### [What to do]
Lines containing the string "labels" are to be collected in full.

### [Extracted entries]
-------

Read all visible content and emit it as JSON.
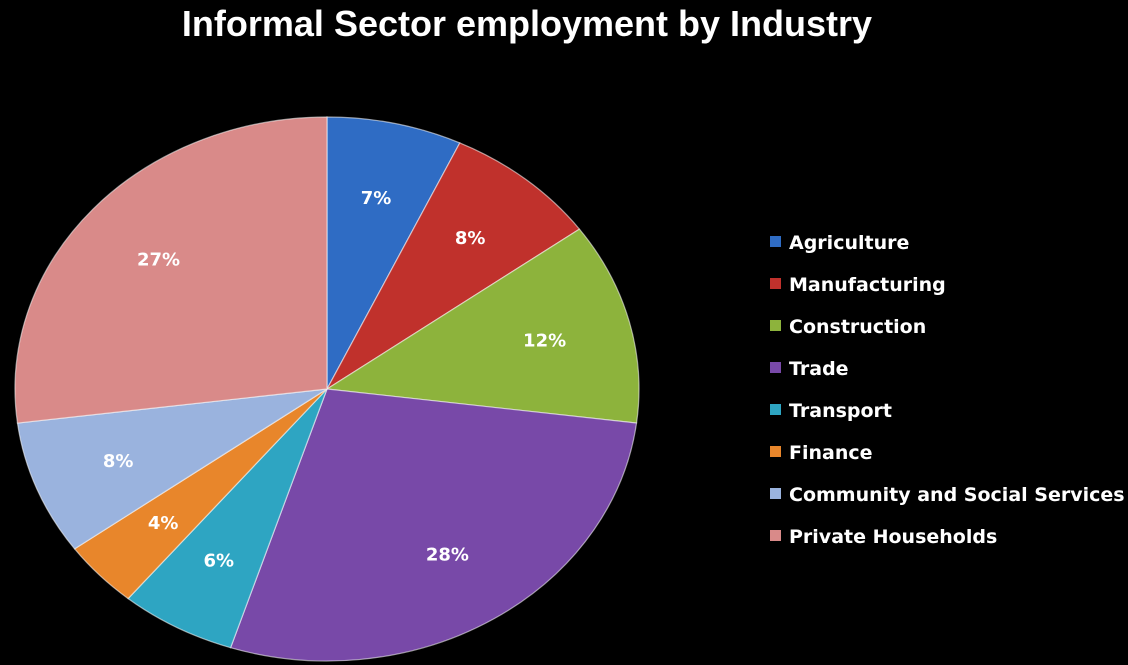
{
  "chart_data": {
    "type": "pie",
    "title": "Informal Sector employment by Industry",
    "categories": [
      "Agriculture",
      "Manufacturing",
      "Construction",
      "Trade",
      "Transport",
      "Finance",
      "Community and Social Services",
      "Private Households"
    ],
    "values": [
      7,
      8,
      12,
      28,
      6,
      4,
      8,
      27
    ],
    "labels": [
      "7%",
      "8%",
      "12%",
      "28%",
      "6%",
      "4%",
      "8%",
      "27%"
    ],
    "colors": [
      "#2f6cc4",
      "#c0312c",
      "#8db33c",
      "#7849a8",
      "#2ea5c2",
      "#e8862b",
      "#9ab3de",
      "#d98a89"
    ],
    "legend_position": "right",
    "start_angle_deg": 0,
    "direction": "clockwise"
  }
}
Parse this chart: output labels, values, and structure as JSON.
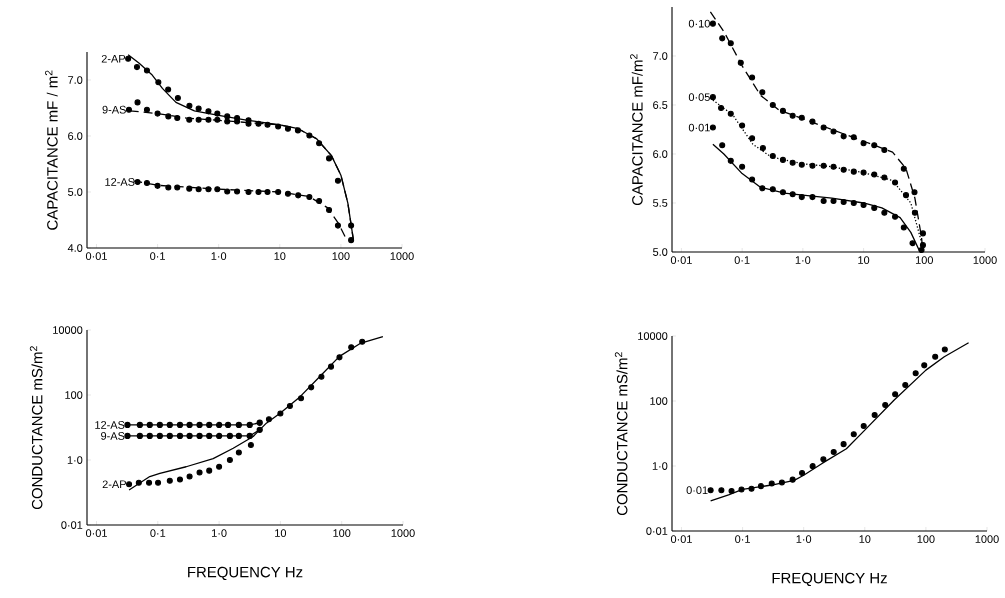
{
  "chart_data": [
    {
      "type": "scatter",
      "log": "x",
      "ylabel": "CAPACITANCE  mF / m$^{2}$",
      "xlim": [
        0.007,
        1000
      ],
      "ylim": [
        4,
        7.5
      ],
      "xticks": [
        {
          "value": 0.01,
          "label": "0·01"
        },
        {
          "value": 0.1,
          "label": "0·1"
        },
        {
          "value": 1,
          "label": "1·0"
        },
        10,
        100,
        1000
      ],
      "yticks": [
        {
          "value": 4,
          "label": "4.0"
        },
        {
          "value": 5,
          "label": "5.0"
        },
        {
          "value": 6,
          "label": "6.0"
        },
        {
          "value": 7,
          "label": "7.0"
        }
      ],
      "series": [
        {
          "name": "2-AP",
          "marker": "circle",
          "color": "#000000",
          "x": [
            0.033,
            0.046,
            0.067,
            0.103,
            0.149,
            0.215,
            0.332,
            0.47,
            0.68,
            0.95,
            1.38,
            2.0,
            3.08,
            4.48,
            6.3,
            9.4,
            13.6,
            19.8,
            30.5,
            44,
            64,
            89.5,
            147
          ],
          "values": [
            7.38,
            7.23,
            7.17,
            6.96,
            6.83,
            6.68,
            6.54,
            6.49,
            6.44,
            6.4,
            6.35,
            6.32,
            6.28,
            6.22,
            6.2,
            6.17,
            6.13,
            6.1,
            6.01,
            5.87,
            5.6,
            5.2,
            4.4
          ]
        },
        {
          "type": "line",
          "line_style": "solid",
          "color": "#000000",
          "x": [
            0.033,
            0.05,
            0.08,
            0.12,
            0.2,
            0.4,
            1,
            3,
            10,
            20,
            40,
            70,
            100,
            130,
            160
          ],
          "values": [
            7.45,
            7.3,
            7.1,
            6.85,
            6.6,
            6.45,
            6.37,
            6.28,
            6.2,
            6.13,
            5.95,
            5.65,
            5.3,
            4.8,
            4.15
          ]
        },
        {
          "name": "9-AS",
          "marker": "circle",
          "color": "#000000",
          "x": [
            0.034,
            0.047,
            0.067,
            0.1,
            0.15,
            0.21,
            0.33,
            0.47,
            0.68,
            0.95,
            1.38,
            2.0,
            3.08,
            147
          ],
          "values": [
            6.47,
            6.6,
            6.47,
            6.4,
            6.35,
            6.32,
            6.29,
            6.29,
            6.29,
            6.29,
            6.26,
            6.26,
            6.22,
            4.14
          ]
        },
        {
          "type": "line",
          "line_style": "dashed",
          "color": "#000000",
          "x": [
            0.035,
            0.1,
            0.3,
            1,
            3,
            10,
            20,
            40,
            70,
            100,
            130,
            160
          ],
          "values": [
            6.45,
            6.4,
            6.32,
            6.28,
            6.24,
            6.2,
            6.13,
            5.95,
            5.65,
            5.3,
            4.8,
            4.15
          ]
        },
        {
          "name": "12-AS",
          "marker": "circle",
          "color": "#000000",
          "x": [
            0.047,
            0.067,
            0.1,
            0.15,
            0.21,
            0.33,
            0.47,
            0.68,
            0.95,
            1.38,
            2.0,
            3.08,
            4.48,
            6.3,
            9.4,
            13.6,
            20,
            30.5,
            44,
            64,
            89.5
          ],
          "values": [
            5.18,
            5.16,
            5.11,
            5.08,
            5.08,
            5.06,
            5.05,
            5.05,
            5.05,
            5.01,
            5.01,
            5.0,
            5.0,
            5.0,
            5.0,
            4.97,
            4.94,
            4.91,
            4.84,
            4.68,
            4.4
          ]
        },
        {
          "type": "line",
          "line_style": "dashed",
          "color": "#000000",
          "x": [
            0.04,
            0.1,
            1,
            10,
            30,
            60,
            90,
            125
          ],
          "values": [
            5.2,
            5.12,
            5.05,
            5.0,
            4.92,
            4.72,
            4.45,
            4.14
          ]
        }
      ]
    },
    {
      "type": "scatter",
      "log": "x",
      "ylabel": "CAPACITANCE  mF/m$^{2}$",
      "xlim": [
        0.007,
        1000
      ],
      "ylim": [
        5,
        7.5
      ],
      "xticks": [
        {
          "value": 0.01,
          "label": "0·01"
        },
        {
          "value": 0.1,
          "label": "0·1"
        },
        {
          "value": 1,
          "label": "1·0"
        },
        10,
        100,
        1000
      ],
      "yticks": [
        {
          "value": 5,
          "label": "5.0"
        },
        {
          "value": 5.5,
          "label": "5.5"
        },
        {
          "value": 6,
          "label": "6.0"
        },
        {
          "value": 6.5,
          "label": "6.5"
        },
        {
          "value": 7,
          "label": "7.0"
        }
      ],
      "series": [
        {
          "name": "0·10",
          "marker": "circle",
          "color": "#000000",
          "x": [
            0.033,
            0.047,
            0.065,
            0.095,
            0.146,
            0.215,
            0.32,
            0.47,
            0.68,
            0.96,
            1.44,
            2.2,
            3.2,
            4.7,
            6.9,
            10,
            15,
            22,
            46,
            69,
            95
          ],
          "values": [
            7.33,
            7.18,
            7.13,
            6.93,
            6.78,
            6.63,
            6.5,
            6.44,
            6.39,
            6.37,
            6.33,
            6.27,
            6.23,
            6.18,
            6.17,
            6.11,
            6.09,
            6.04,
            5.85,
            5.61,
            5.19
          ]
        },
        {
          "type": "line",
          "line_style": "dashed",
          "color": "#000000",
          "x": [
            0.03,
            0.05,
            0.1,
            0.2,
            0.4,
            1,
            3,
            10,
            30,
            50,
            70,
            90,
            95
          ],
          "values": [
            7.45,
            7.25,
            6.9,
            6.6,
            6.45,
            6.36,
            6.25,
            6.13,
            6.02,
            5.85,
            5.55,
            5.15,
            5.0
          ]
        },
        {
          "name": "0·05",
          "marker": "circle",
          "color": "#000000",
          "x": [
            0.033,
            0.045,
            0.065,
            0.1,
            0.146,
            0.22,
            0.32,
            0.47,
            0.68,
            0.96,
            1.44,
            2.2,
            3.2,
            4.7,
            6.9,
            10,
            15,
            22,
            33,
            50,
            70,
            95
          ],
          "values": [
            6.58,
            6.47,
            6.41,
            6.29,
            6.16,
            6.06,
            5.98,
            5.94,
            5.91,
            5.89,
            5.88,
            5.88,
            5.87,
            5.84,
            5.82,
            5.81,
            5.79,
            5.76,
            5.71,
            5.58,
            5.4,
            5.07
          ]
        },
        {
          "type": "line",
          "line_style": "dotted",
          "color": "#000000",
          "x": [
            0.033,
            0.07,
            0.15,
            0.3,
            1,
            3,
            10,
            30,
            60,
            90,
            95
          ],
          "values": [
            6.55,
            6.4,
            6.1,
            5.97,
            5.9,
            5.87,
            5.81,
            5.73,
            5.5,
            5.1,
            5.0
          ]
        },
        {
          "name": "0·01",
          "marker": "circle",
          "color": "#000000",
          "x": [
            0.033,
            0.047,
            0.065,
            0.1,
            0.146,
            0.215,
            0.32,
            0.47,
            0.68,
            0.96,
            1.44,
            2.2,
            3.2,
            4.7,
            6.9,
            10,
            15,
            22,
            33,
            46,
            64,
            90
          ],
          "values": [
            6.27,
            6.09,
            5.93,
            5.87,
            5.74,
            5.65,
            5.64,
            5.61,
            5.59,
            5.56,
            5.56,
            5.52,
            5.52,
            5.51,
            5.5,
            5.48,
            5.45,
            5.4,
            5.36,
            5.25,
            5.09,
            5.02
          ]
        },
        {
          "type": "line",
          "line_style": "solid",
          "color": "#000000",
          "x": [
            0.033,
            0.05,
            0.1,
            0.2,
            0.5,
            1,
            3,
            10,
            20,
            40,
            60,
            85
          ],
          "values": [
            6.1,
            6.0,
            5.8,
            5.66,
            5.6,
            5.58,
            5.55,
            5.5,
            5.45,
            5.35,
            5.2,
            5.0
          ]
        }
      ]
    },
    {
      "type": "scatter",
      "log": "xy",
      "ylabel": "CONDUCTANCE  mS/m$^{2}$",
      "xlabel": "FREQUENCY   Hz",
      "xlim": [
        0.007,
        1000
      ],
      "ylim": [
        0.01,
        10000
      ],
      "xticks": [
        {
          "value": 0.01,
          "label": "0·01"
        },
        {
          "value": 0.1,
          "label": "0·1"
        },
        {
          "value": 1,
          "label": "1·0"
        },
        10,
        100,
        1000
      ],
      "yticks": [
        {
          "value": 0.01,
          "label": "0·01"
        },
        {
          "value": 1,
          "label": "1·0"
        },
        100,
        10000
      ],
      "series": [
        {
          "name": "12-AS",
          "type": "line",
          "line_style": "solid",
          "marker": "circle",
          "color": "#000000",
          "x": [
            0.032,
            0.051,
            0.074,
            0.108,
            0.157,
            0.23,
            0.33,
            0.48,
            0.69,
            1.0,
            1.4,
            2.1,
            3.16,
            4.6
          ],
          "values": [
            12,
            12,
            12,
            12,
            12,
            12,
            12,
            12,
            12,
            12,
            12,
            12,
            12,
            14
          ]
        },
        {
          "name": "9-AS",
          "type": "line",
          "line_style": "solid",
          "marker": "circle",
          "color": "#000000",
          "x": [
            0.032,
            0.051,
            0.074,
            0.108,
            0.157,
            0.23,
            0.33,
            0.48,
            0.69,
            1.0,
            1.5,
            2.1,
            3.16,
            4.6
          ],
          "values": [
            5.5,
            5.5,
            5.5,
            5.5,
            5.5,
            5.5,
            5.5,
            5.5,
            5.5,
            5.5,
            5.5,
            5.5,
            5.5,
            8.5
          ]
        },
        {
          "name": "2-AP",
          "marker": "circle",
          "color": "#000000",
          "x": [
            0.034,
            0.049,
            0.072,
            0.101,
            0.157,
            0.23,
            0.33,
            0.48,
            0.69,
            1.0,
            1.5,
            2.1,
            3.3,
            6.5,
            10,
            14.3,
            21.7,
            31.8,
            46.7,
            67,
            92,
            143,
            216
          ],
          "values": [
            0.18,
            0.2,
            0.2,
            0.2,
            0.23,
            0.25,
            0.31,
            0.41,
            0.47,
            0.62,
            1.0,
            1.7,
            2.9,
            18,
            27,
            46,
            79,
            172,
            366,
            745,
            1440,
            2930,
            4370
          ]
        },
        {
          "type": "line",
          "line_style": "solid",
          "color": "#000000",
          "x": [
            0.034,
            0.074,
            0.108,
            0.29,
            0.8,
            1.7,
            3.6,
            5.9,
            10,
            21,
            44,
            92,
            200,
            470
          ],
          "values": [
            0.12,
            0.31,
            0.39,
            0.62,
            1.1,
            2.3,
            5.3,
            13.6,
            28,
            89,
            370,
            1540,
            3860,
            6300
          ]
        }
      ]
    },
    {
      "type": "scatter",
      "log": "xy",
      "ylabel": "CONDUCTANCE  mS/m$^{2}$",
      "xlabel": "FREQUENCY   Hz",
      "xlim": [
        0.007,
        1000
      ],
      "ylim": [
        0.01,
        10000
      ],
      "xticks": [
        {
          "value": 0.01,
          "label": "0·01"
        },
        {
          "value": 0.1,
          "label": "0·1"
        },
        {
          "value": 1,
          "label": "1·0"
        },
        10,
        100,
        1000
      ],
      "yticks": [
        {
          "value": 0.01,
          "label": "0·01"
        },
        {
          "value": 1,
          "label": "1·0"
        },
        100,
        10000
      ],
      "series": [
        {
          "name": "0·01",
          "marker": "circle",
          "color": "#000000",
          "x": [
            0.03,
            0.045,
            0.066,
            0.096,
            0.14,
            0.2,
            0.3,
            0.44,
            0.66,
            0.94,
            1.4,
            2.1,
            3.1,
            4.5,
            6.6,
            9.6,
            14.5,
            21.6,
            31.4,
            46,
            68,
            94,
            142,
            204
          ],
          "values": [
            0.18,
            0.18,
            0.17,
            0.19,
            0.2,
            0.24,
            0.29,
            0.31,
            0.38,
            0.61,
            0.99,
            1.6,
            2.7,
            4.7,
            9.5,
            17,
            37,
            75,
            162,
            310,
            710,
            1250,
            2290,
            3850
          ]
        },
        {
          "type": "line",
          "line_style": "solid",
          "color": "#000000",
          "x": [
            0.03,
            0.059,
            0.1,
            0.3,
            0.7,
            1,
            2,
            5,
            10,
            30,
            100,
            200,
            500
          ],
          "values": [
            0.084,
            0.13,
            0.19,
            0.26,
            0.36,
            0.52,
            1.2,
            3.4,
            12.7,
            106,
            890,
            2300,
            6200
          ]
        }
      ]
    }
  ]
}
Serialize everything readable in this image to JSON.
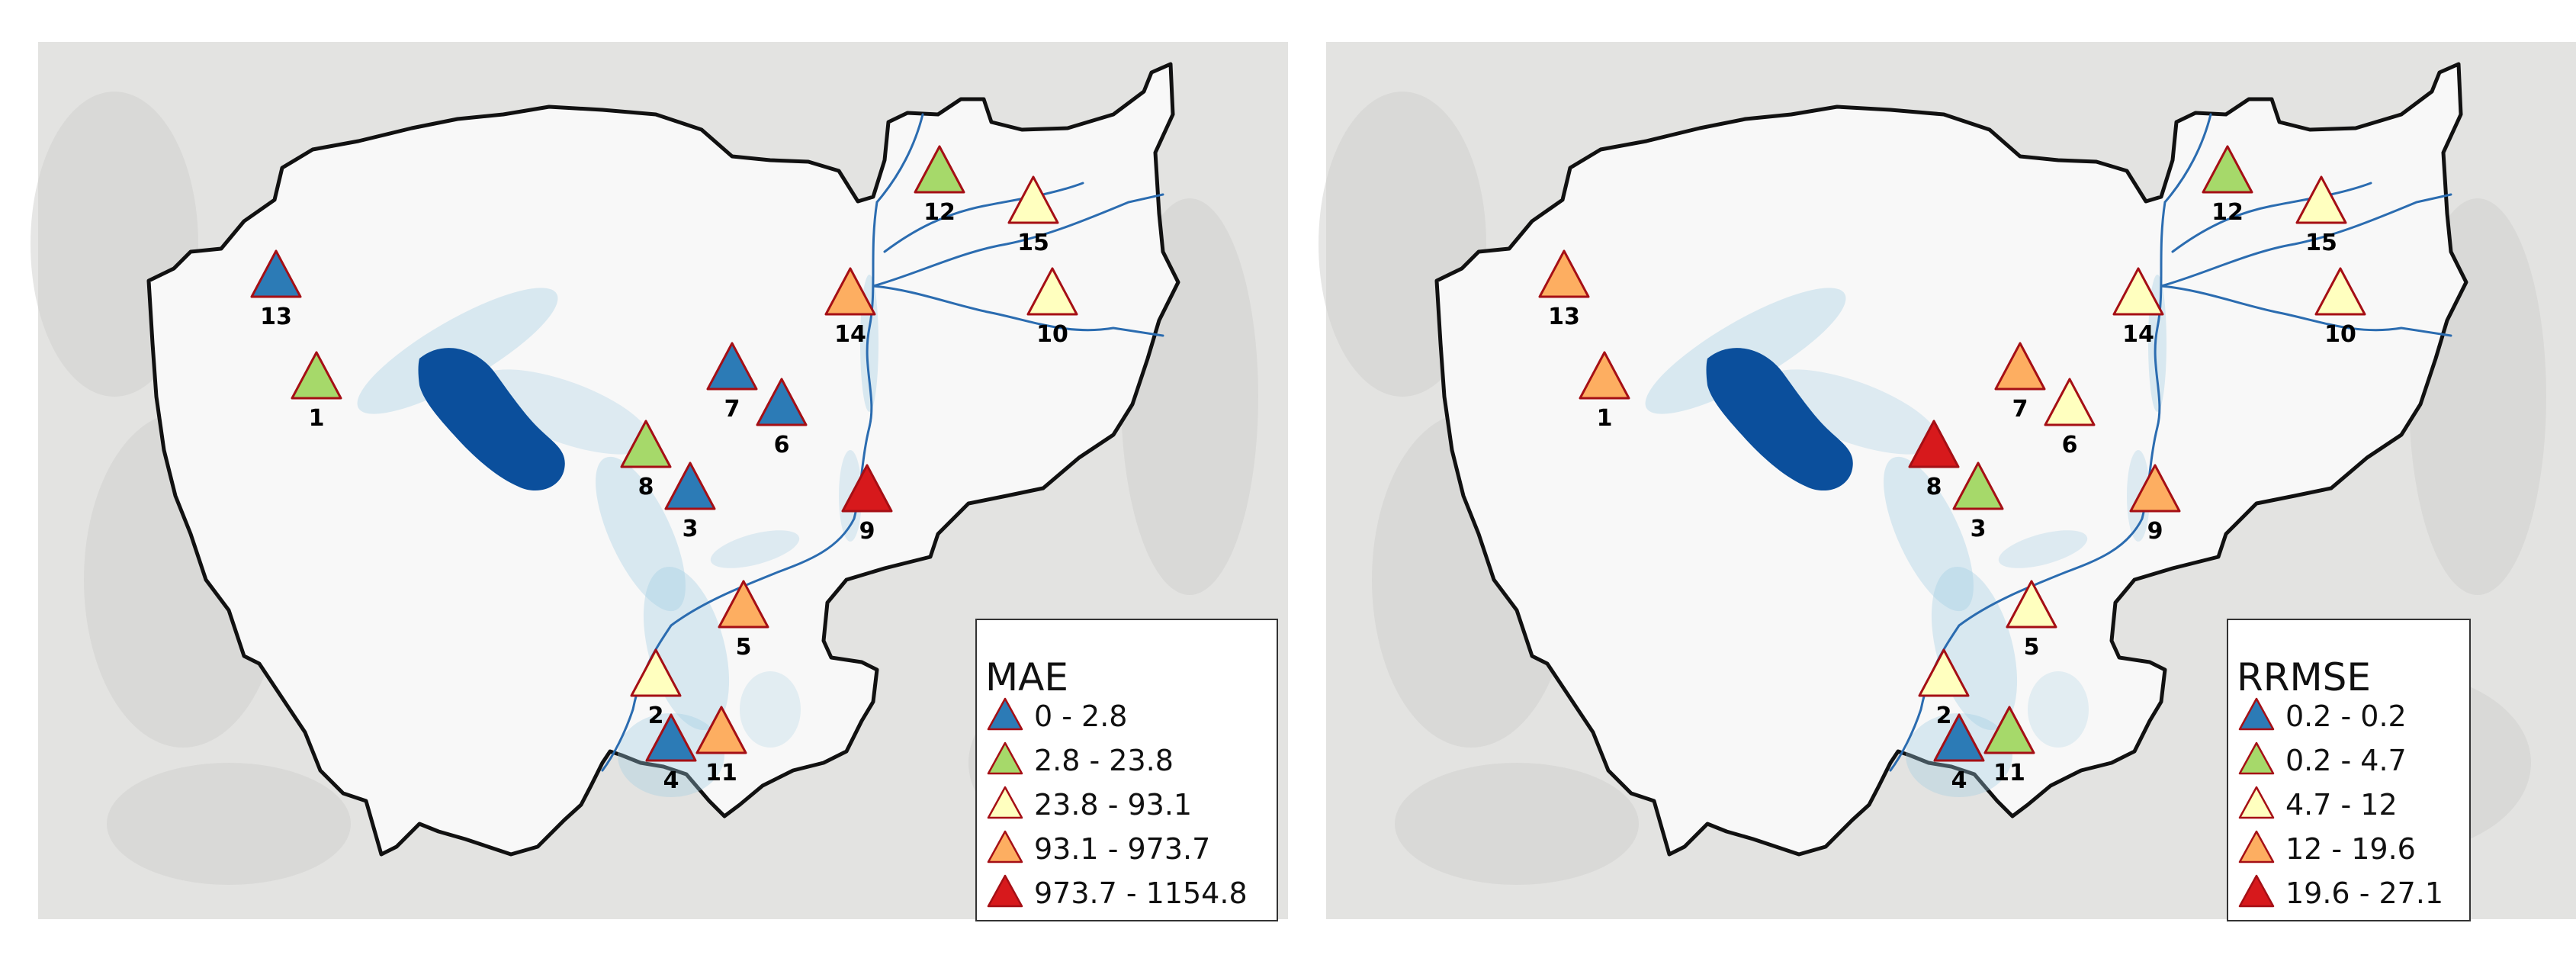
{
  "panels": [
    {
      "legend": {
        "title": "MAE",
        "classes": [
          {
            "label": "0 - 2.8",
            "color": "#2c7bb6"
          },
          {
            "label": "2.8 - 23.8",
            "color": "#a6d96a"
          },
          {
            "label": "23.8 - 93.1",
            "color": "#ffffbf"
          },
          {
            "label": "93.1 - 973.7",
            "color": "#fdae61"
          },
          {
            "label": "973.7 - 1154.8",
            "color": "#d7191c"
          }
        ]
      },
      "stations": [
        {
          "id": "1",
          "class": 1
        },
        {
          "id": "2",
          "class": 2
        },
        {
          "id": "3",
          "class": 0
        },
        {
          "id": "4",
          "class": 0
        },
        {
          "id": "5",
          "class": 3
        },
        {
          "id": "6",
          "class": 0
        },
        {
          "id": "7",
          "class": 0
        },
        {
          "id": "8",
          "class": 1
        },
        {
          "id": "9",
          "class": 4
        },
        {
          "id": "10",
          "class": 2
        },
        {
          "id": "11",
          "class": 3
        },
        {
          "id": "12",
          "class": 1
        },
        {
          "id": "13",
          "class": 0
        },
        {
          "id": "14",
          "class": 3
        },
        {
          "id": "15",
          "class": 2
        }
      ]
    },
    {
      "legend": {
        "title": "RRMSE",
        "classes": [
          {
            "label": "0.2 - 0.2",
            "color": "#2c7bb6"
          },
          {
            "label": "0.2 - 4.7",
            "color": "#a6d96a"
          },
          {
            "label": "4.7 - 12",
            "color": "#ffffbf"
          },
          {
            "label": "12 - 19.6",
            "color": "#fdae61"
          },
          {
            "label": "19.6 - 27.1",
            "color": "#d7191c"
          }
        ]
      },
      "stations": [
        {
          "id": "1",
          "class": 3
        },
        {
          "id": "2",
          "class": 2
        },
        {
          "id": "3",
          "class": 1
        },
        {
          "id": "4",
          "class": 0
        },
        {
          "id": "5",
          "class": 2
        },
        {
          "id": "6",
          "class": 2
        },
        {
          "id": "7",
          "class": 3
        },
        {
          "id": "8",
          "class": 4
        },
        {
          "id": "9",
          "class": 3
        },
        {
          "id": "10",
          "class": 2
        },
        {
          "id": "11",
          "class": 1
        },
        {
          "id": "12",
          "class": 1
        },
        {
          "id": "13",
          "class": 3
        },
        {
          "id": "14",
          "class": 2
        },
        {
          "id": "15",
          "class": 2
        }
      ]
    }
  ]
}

-------

### [Finished exercise]
    "labels": [
Parse this chart: output labels, values, and structure as JSON.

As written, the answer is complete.